[Entries]
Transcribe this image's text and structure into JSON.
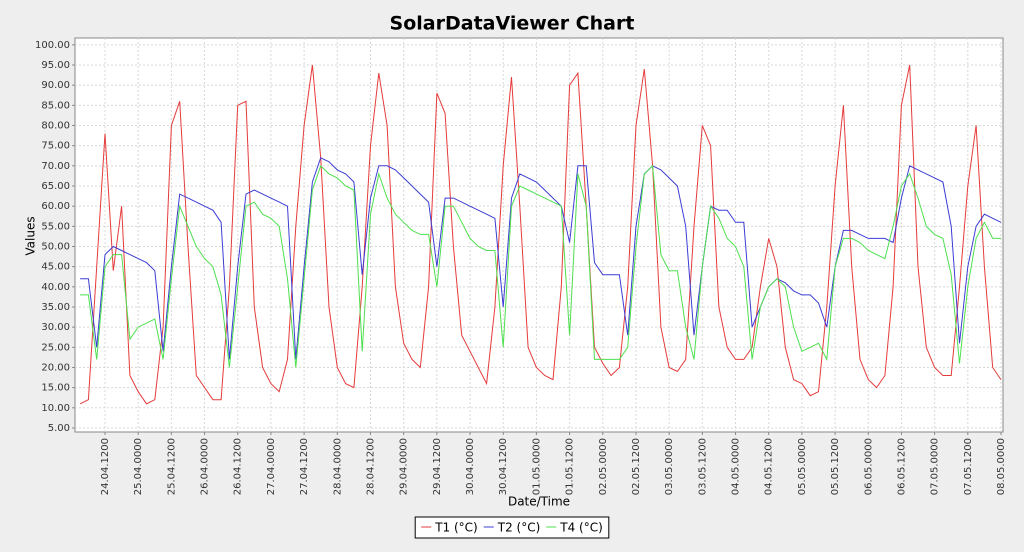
{
  "chart_data": {
    "type": "line",
    "title": "SolarDataViewer Chart",
    "x_label": "Date/Time",
    "y_label": "Values",
    "x": [
      "24.04.0300",
      "24.04.0600",
      "24.04.0900",
      "24.04.1200",
      "24.04.1500",
      "24.04.1800",
      "24.04.2100",
      "25.04.0000",
      "25.04.0300",
      "25.04.0600",
      "25.04.0900",
      "25.04.1200",
      "25.04.1500",
      "25.04.1800",
      "25.04.2100",
      "26.04.0000",
      "26.04.0300",
      "26.04.0600",
      "26.04.0900",
      "26.04.1200",
      "26.04.1500",
      "26.04.1800",
      "26.04.2100",
      "27.04.0000",
      "27.04.0300",
      "27.04.0600",
      "27.04.0900",
      "27.04.1200",
      "27.04.1500",
      "27.04.1800",
      "27.04.2100",
      "28.04.0000",
      "28.04.0300",
      "28.04.0600",
      "28.04.0900",
      "28.04.1200",
      "28.04.1500",
      "28.04.1800",
      "28.04.2100",
      "29.04.0000",
      "29.04.0300",
      "29.04.0600",
      "29.04.0900",
      "29.04.1200",
      "29.04.1500",
      "29.04.1800",
      "29.04.2100",
      "30.04.0000",
      "30.04.0300",
      "30.04.0600",
      "30.04.0900",
      "30.04.1200",
      "30.04.1500",
      "30.04.1800",
      "30.04.2100",
      "01.05.0000",
      "01.05.0300",
      "01.05.0600",
      "01.05.0900",
      "01.05.1200",
      "01.05.1500",
      "01.05.1800",
      "01.05.2100",
      "02.05.0000",
      "02.05.0300",
      "02.05.0600",
      "02.05.0900",
      "02.05.1200",
      "02.05.1500",
      "02.05.1800",
      "02.05.2100",
      "03.05.0000",
      "03.05.0300",
      "03.05.0600",
      "03.05.0900",
      "03.05.1200",
      "03.05.1500",
      "03.05.1800",
      "03.05.2100",
      "04.05.0000",
      "04.05.0300",
      "04.05.0600",
      "04.05.0900",
      "04.05.1200",
      "04.05.1500",
      "04.05.1800",
      "04.05.2100",
      "05.05.0000",
      "05.05.0300",
      "05.05.0600",
      "05.05.0900",
      "05.05.1200",
      "05.05.1500",
      "05.05.1800",
      "05.05.2100",
      "06.05.0000",
      "06.05.0300",
      "06.05.0600",
      "06.05.0900",
      "06.05.1200",
      "06.05.1500",
      "06.05.1800",
      "06.05.2100",
      "07.05.0000",
      "07.05.0300",
      "07.05.0600",
      "07.05.0900",
      "07.05.1200",
      "07.05.1500",
      "07.05.1800",
      "07.05.2100",
      "08.05.0000"
    ],
    "series": [
      {
        "name": "T1 (°C)",
        "color": "#e53b3b",
        "values": [
          11,
          12,
          45,
          78,
          44,
          60,
          18,
          14,
          11,
          12,
          30,
          80,
          86,
          50,
          18,
          15,
          12,
          12,
          40,
          85,
          86,
          35,
          20,
          16,
          14,
          22,
          55,
          80,
          95,
          72,
          35,
          20,
          16,
          15,
          40,
          75,
          93,
          80,
          40,
          26,
          22,
          20,
          40,
          88,
          83,
          50,
          28,
          24,
          20,
          16,
          35,
          70,
          92,
          60,
          25,
          20,
          18,
          17,
          40,
          90,
          93,
          60,
          25,
          21,
          18,
          20,
          40,
          80,
          94,
          70,
          30,
          20,
          19,
          22,
          55,
          80,
          75,
          35,
          25,
          22,
          22,
          25,
          40,
          52,
          45,
          25,
          17,
          16,
          13,
          14,
          35,
          65,
          85,
          45,
          22,
          17,
          15,
          18,
          40,
          85,
          95,
          45,
          25,
          20,
          18,
          18,
          40,
          65,
          80,
          45,
          20,
          17
        ]
      },
      {
        "name": "T2 (°C)",
        "color": "#3c3cd4",
        "values": [
          42,
          42,
          25,
          48,
          50,
          49,
          48,
          47,
          46,
          44,
          24,
          45,
          63,
          62,
          61,
          60,
          59,
          56,
          22,
          45,
          63,
          64,
          63,
          62,
          61,
          60,
          22,
          45,
          66,
          72,
          71,
          69,
          68,
          66,
          43,
          62,
          70,
          70,
          69,
          67,
          65,
          63,
          61,
          45,
          62,
          62,
          61,
          60,
          59,
          58,
          57,
          35,
          62,
          68,
          67,
          66,
          64,
          62,
          60,
          51,
          70,
          70,
          46,
          43,
          43,
          43,
          28,
          55,
          68,
          70,
          69,
          67,
          65,
          55,
          28,
          45,
          60,
          59,
          59,
          56,
          56,
          30,
          35,
          40,
          42,
          41,
          39,
          38,
          38,
          36,
          30,
          45,
          54,
          54,
          53,
          52,
          52,
          52,
          51,
          62,
          70,
          69,
          68,
          67,
          66,
          55,
          26,
          45,
          55,
          58,
          57,
          56
        ]
      },
      {
        "name": "T4 (°C)",
        "color": "#4fe04f",
        "values": [
          38,
          38,
          22,
          45,
          48,
          48,
          27,
          30,
          31,
          32,
          22,
          42,
          60,
          55,
          50,
          47,
          45,
          38,
          20,
          40,
          60,
          61,
          58,
          57,
          55,
          42,
          20,
          42,
          64,
          70,
          68,
          67,
          65,
          64,
          24,
          58,
          68,
          62,
          58,
          56,
          54,
          53,
          53,
          40,
          60,
          60,
          56,
          52,
          50,
          49,
          49,
          25,
          60,
          65,
          64,
          63,
          62,
          61,
          60,
          28,
          68,
          60,
          22,
          22,
          22,
          22,
          25,
          50,
          68,
          70,
          48,
          44,
          44,
          30,
          22,
          45,
          60,
          57,
          52,
          50,
          45,
          22,
          35,
          40,
          42,
          40,
          30,
          24,
          25,
          26,
          22,
          45,
          52,
          52,
          51,
          49,
          48,
          47,
          55,
          65,
          68,
          62,
          55,
          53,
          52,
          43,
          21,
          40,
          52,
          56,
          52,
          52
        ]
      }
    ],
    "xticks": [
      "24.04.1200",
      "25.04.0000",
      "25.04.1200",
      "26.04.0000",
      "26.04.1200",
      "27.04.0000",
      "27.04.1200",
      "28.04.0000",
      "28.04.1200",
      "29.04.0000",
      "29.04.1200",
      "30.04.0000",
      "30.04.1200",
      "01.05.0000",
      "01.05.1200",
      "02.05.0000",
      "02.05.1200",
      "03.05.0000",
      "03.05.1200",
      "04.05.0000",
      "04.05.1200",
      "05.05.0000",
      "05.05.1200",
      "06.05.0000",
      "06.05.1200",
      "07.05.0000",
      "07.05.1200",
      "08.05.0000"
    ],
    "ylim": [
      4,
      101.7
    ],
    "yticks": [
      {
        "value": 5,
        "label": "5.00"
      },
      {
        "value": 10,
        "label": "10.00"
      },
      {
        "value": 15,
        "label": "15.00"
      },
      {
        "value": 20,
        "label": "20.00"
      },
      {
        "value": 25,
        "label": "25.00"
      },
      {
        "value": 30,
        "label": "30.00"
      },
      {
        "value": 35,
        "label": "35.00"
      },
      {
        "value": 40,
        "label": "40.00"
      },
      {
        "value": 45,
        "label": "45.00"
      },
      {
        "value": 50,
        "label": "50.00"
      },
      {
        "value": 55,
        "label": "55.00"
      },
      {
        "value": 60,
        "label": "60.00"
      },
      {
        "value": 65,
        "label": "65.00"
      },
      {
        "value": 70,
        "label": "70.00"
      },
      {
        "value": 75,
        "label": "75.00"
      },
      {
        "value": 80,
        "label": "80.00"
      },
      {
        "value": 85,
        "label": "85.00"
      },
      {
        "value": 90,
        "label": "90.00"
      },
      {
        "value": 95,
        "label": "95.00"
      },
      {
        "value": 100,
        "label": "100.00"
      }
    ],
    "grid": true,
    "legend": "bottom"
  }
}
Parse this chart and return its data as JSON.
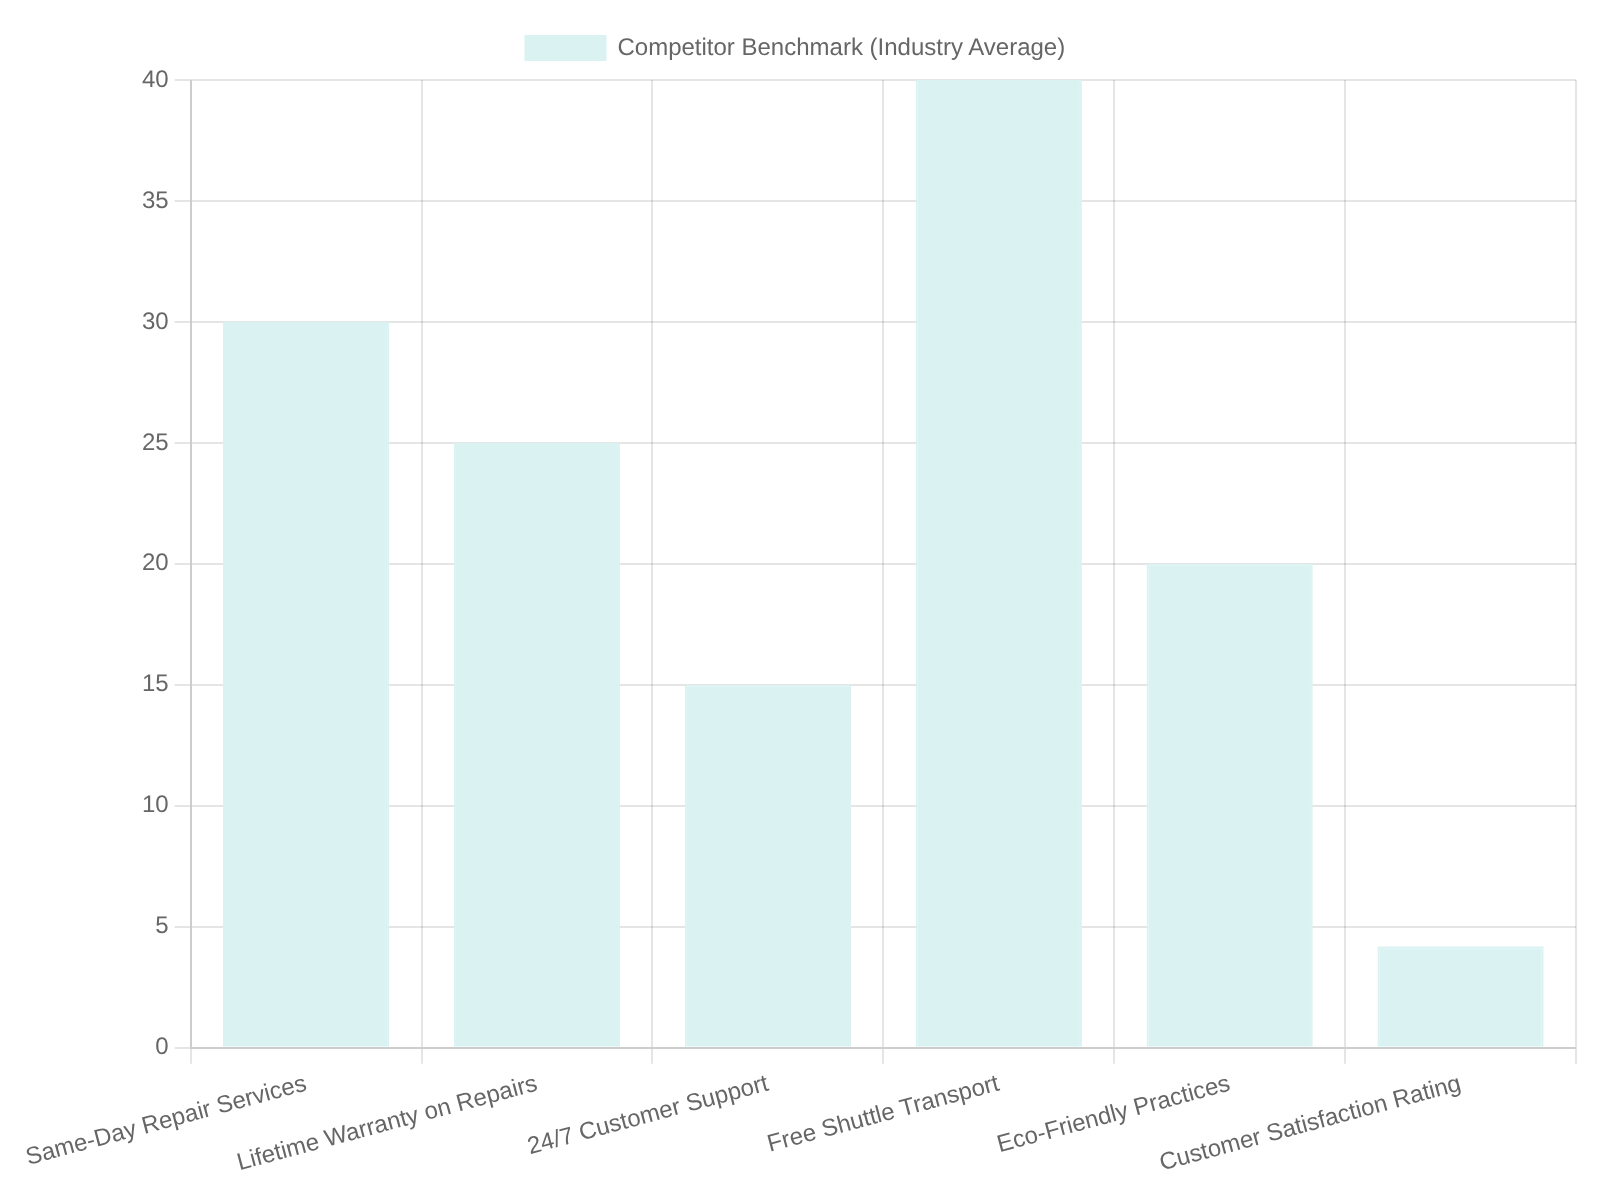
{
  "chart_data": {
    "type": "bar",
    "categories": [
      "Same-Day Repair Services",
      "Lifetime Warranty on Repairs",
      "24/7 Customer Support",
      "Free Shuttle Transport",
      "Eco-Friendly Practices",
      "Customer Satisfaction Rating"
    ],
    "series": [
      {
        "name": "Competitor Benchmark (Industry Average)",
        "color": "#dbf2f2",
        "values": [
          30,
          25,
          15,
          40,
          20,
          4.2
        ]
      }
    ],
    "ylim": [
      0,
      40
    ],
    "yticks": [
      0,
      5,
      10,
      15,
      20,
      25,
      30,
      35,
      40
    ],
    "grid": true,
    "legend": "top"
  }
}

[Your instructions]
Write down exactly the lines running from the line with "Parse this chart and return its data as JSON." through the end of the material, both ends included, and none of the pictures.

[Result]
Parse this chart and return its data as JSON.
{
  "chart_data": {
    "type": "bar",
    "categories": [
      "Same-Day Repair Services",
      "Lifetime Warranty on Repairs",
      "24/7 Customer Support",
      "Free Shuttle Transport",
      "Eco-Friendly Practices",
      "Customer Satisfaction Rating"
    ],
    "series": [
      {
        "name": "Competitor Benchmark (Industry Average)",
        "color": "#dbf2f2",
        "values": [
          30,
          25,
          15,
          40,
          20,
          4.2
        ]
      }
    ],
    "ylim": [
      0,
      40
    ],
    "yticks": [
      0,
      5,
      10,
      15,
      20,
      25,
      30,
      35,
      40
    ],
    "grid": true,
    "legend": "top"
  }
}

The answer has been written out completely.